_AIM OF THE EXERCISE_: Say how many lines contain the word "JSON". Only the number should be given.

Dataset records
---+---

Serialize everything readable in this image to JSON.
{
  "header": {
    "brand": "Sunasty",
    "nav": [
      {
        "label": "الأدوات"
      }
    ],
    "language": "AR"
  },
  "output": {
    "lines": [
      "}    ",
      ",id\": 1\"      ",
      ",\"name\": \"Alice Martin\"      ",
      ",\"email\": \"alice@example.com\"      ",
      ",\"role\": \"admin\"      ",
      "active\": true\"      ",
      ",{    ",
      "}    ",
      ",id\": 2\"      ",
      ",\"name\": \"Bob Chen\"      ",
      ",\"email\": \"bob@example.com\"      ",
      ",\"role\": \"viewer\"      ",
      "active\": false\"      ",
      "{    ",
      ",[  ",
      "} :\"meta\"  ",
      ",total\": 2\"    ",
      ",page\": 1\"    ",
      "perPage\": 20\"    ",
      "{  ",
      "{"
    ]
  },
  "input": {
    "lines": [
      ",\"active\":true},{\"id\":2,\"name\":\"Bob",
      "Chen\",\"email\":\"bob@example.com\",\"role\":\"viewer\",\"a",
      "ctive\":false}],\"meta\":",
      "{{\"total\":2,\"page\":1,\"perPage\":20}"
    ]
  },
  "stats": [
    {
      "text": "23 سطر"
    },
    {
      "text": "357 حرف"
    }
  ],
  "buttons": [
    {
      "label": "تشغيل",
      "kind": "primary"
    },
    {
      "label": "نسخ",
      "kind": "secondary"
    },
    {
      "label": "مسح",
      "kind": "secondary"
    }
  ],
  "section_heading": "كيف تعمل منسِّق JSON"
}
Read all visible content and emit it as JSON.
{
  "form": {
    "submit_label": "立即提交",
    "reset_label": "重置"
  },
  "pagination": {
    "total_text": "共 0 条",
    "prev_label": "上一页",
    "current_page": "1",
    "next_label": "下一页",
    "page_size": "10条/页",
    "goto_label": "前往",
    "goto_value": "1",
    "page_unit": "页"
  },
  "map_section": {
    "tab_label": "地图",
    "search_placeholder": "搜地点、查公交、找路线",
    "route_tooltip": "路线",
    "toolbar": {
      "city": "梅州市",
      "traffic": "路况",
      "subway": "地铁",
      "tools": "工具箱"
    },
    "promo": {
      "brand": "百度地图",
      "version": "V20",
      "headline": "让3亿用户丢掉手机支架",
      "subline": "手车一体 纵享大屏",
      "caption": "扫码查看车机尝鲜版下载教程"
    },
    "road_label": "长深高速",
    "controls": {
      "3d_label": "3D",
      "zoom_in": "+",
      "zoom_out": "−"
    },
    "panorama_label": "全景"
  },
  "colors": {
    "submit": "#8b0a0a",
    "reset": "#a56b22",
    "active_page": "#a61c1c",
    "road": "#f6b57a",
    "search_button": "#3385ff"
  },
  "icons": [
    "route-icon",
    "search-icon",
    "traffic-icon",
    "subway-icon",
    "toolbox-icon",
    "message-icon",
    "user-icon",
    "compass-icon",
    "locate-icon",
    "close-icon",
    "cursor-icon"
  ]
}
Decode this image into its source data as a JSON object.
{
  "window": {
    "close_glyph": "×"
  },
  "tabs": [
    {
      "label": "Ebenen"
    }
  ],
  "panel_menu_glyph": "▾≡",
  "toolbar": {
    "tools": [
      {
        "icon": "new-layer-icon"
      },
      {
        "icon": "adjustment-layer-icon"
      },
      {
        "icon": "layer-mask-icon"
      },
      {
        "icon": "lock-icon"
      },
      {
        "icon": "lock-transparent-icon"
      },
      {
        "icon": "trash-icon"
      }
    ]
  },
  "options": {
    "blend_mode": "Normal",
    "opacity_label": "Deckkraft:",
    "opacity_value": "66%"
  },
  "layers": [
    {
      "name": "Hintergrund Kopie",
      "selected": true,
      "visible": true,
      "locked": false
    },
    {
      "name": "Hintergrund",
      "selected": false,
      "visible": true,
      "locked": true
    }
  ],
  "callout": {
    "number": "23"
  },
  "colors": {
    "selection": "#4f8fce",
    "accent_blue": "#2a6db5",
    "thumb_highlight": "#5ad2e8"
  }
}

---+---

_RIGHT ANSWER_: 4